**Exercise directions**: Set down, word for word, the lines of the listing below from its first line through the line containing "- bar: [218, 70, 279, 245]", both ends included.

**The input**:
* * *
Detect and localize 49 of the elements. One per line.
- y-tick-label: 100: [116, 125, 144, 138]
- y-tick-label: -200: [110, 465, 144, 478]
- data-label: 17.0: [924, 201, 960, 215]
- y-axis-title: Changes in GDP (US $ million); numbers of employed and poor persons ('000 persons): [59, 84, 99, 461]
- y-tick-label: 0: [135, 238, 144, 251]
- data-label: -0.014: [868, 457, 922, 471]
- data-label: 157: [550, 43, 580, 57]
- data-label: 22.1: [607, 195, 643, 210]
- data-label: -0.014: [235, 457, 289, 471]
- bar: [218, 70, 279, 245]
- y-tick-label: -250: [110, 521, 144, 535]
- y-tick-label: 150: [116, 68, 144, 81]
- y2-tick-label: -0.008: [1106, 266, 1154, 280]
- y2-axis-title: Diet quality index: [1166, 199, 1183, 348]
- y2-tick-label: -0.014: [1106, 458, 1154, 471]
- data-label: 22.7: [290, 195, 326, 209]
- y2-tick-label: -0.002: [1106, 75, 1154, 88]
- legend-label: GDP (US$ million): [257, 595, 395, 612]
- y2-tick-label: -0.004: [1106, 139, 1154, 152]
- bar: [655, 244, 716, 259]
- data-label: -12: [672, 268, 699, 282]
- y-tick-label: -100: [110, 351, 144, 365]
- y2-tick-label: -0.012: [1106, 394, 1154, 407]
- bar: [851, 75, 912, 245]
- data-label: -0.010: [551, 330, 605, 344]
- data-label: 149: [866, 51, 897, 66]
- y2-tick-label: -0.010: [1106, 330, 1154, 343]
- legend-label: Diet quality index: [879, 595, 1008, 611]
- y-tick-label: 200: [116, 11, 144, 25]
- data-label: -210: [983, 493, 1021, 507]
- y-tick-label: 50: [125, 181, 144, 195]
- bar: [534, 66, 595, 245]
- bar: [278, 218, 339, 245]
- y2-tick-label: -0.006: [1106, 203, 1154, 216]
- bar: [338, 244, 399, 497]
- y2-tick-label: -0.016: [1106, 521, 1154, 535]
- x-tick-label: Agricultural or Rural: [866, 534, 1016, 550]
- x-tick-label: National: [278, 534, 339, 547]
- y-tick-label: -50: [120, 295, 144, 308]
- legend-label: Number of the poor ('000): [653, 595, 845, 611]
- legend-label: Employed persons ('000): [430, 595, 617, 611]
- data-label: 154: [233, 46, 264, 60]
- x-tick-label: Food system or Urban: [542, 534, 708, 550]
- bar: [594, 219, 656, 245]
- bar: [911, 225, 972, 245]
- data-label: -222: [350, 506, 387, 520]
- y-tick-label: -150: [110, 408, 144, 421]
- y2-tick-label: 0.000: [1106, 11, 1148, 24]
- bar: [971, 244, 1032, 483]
* * *
**Solution**:
Detect and localize 49 of the elements. One per line.
- y-tick-label: 100: [116, 125, 144, 138]
- y-tick-label: -200: [110, 465, 144, 478]
- data-label: 17.0: [924, 201, 960, 215]
- y-axis-title: Changes in GDP (US $ million); numbers of employed and poor persons ('000 persons): [59, 84, 99, 461]
- y-tick-label: 0: [135, 238, 144, 251]
- data-label: -0.014: [868, 457, 922, 471]
- data-label: 157: [550, 43, 580, 57]
- data-label: 22.1: [607, 195, 643, 210]
- data-label: -0.014: [235, 457, 289, 471]
- bar: [218, 70, 279, 245]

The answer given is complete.